* _Short problem_:
Retype the material in full, keeping every word the same.

* Start Available data *

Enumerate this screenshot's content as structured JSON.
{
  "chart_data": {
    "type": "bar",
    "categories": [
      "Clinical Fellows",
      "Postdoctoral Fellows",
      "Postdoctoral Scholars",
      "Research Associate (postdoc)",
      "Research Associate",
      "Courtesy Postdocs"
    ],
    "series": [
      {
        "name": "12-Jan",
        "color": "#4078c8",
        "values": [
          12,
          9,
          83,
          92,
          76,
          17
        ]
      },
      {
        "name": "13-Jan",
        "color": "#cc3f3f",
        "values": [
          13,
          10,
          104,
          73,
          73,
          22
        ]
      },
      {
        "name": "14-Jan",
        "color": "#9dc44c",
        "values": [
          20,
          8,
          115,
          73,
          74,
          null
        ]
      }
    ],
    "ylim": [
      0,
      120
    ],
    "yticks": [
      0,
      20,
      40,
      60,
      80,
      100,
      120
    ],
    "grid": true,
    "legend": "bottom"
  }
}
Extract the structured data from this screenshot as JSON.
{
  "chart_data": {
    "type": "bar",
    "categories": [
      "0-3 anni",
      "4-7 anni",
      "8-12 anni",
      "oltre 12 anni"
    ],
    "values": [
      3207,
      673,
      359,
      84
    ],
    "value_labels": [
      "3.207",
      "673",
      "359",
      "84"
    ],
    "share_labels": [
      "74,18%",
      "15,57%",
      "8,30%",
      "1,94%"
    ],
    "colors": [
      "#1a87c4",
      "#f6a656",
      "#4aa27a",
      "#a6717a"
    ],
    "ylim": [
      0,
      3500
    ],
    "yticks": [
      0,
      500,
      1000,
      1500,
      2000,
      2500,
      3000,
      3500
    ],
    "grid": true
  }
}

* End Available data *

* _Response_:
Enumerate this screenshot's content as structured JSON.
{
  "chart_data": {
    "type": "bar",
    "categories": [
      "Clinical Fellows",
      "Postdoctoral Fellows",
      "Postdoctoral Scholars",
      "Research Associate (postdoc)",
      "Research Associate",
      "Courtesy Postdocs"
    ],
    "series": [
      {
        "name": "12-Jan",
        "color": "#4078c8",
        "values": [
          12,
          9,
          83,
          92,
          76,
          17
        ]
      },
      {
        "name": "13-Jan",
        "color": "#cc3f3f",
        "values": [
          13,
          10,
          104,
          73,
          73,
          22
        ]
      },
      {
        "name": "14-Jan",
        "color": "#9dc44c",
        "values": [
          20,
          8,
          115,
          73,
          74,
          null
        ]
      }
    ],
    "ylim": [
      0,
      120
    ],
    "yticks": [
      0,
      20,
      40,
      60,
      80,
      100,
      120
    ],
    "grid": true,
    "legend": "bottom"
  }
}
Extract the structured data from this screenshot as JSON.
{
  "chart_data": {
    "type": "bar",
    "categories": [
      "0-3 anni",
      "4-7 anni",
      "8-12 anni",
      "oltre 12 anni"
    ],
    "values": [
      3207,
      673,
      359,
      84
    ],
    "value_labels": [
      "3.207",
      "673",
      "359",
      "84"
    ],
    "share_labels": [
      "74,18%",
      "15,57%",
      "8,30%",
      "1,94%"
    ],
    "colors": [
      "#1a87c4",
      "#f6a656",
      "#4aa27a",
      "#a6717a"
    ],
    "ylim": [
      0,
      3500
    ],
    "yticks": [
      0,
      500,
      1000,
      1500,
      2000,
      2500,
      3000,
      3500
    ],
    "grid": true
  }
}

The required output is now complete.